_Data excerpts:_
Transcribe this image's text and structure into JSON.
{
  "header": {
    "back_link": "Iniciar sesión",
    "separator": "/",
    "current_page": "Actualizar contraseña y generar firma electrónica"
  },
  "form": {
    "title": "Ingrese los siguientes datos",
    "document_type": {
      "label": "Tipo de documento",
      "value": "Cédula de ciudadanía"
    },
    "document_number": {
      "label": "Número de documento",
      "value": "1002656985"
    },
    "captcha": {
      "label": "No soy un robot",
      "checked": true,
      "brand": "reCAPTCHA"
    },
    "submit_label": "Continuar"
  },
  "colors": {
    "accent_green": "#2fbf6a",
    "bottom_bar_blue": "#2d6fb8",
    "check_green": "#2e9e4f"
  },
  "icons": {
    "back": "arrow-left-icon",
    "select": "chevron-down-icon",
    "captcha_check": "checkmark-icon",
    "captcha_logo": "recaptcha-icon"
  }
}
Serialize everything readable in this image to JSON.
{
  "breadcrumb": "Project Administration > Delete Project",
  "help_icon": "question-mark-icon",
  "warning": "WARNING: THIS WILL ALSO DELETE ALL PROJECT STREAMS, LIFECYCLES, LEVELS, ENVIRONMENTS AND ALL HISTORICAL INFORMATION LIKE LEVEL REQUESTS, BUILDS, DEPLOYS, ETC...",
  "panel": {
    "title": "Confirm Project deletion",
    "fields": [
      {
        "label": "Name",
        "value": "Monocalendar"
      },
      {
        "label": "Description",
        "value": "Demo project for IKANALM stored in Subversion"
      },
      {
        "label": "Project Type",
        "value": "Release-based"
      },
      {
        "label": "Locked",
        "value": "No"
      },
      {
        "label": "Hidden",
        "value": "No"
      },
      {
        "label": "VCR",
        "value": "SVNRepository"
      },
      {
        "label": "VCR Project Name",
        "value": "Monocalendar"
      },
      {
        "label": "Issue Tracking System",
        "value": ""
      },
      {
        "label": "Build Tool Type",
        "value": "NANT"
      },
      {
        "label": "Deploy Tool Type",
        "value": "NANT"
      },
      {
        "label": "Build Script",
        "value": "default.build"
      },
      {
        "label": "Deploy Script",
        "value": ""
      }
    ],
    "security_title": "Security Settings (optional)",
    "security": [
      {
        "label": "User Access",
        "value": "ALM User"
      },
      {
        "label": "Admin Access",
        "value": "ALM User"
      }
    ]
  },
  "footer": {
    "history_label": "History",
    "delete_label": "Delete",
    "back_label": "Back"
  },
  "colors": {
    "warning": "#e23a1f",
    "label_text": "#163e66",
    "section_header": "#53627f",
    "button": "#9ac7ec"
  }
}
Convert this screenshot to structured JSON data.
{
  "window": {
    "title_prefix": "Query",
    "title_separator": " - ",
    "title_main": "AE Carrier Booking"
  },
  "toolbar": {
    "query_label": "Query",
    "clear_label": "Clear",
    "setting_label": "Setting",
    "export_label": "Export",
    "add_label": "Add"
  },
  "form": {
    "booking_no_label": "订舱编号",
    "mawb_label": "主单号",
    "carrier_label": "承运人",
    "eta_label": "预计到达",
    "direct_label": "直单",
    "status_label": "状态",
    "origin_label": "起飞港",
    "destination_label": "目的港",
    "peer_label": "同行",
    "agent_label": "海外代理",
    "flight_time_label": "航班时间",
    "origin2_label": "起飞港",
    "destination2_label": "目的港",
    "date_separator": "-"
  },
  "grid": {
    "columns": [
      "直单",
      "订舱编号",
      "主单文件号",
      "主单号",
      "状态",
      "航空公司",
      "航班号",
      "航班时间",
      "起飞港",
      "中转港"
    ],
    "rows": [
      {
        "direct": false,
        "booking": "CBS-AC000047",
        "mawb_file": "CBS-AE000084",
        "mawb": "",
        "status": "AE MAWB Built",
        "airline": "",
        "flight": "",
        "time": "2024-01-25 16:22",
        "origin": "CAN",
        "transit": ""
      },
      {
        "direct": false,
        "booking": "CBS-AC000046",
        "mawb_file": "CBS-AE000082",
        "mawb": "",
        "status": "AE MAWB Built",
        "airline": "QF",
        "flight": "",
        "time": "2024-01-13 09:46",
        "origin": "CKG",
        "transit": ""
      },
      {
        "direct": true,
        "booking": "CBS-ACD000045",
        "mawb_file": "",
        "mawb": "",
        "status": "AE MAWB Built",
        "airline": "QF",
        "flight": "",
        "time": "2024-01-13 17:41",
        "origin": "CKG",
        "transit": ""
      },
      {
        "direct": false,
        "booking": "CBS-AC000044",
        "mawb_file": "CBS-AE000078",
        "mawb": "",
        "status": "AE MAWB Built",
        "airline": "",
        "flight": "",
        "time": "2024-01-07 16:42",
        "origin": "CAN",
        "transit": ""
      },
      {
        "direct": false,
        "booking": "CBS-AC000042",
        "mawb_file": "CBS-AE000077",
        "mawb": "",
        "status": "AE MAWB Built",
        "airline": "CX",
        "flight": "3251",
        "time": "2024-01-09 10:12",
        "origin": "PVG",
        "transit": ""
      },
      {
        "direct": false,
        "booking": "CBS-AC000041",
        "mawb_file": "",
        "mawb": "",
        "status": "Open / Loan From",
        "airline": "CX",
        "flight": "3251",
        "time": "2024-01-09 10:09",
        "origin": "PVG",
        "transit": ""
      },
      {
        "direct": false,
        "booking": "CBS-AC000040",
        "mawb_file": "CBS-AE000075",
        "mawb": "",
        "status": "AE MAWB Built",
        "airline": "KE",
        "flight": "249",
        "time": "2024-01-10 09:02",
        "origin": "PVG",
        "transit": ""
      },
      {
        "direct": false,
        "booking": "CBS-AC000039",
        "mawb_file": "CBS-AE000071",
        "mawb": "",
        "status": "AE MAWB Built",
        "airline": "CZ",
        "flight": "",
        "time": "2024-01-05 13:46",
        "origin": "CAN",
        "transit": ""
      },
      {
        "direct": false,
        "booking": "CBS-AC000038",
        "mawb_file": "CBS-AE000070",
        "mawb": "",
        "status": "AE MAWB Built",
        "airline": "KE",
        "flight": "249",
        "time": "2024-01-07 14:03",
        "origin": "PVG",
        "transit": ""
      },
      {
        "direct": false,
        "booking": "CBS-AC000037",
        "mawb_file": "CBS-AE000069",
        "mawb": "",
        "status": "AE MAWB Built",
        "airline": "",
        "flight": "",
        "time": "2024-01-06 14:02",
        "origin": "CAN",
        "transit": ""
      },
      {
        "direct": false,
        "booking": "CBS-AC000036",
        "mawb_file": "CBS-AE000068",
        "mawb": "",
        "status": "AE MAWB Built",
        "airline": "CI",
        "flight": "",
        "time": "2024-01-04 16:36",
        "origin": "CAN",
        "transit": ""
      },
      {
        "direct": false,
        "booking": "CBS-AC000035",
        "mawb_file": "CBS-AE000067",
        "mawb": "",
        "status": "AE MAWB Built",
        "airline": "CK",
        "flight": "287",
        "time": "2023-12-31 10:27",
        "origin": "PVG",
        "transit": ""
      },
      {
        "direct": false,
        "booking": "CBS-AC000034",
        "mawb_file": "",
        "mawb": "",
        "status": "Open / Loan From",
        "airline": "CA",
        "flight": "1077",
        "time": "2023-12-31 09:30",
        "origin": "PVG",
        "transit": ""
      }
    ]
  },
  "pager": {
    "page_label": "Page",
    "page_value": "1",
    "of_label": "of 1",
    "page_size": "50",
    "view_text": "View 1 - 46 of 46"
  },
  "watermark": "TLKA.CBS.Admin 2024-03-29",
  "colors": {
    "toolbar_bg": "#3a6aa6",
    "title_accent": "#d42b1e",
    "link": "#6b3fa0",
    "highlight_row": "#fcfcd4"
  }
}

_DO THIS:_ Extract each line holding the word "JSON" from the records.

_WORKED ANSWER:_
Transcribe this image's text and structure into JSON.
Serialize everything readable in this image to JSON.
Convert this screenshot to structured JSON data.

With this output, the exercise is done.